PROBLEM REQUIREMENTS ▸ The lines below that include the word "formula" are to be reported.
---- DATASET
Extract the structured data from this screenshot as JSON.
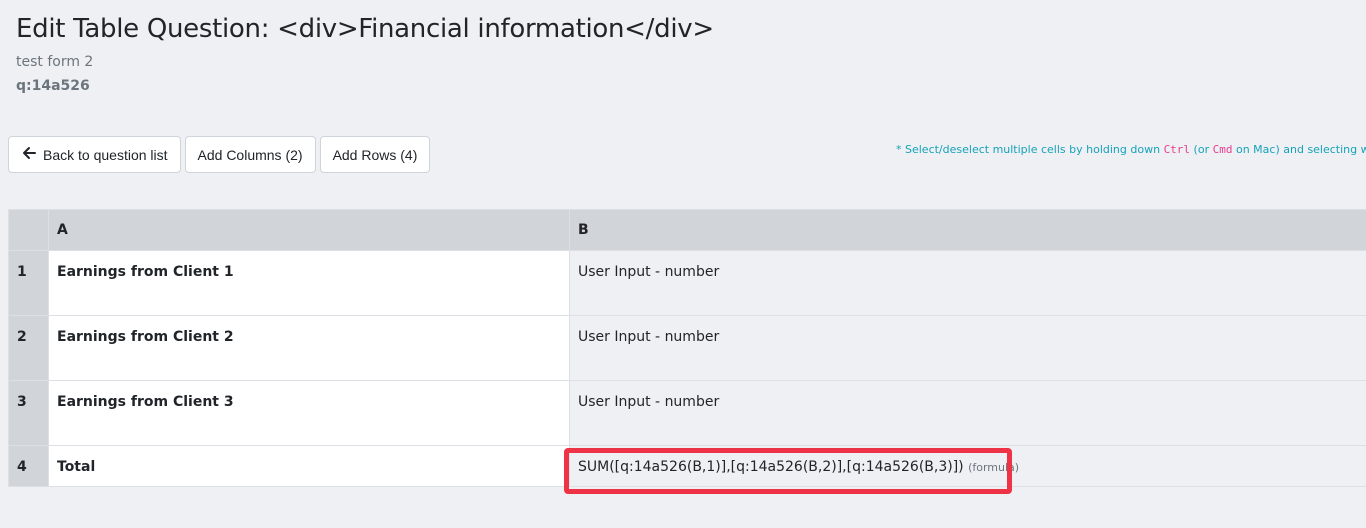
{
  "header": {
    "title": "Edit Table Question: <div>Financial information</div>",
    "form_name": "test form 2",
    "question_id": "q:14a526"
  },
  "toolbar": {
    "back_label": "Back to question list",
    "add_columns_label": "Add Columns (2)",
    "add_rows_label": "Add Rows (4)",
    "back_icon": "arrow-left-icon"
  },
  "hint": {
    "part1": "* Select/deselect multiple cells by holding down ",
    "key1": "Ctrl",
    "part2": " (or ",
    "key2": "Cmd",
    "part3": " on Mac) and selecting with"
  },
  "table": {
    "columns": [
      "A",
      "B"
    ],
    "rows": [
      {
        "num": "1",
        "label": "Earnings from Client 1",
        "value": "User Input - number"
      },
      {
        "num": "2",
        "label": "Earnings from Client 2",
        "value": "User Input - number"
      },
      {
        "num": "3",
        "label": "Earnings from Client 3",
        "value": "User Input - number"
      },
      {
        "num": "4",
        "label": "Total",
        "formula": "SUM([q:14a526(B,1)],[q:14a526(B,2)],[q:14a526(B,3)])",
        "formula_tag": "(formula)"
      }
    ]
  },
  "colors": {
    "highlight": "#ef3347",
    "hint_text": "#17a2b8",
    "code_text": "#e83e8c",
    "header_bg": "#d1d4d8",
    "page_bg": "#eef0f4"
  }
}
--------
EXERCISE RESPONSE ▸
        "formula": "SUM([q:14a526(B,1)],[q:14a526(B,2)],[q:14a526(B,3)])",
        "formula_tag": "(formula)"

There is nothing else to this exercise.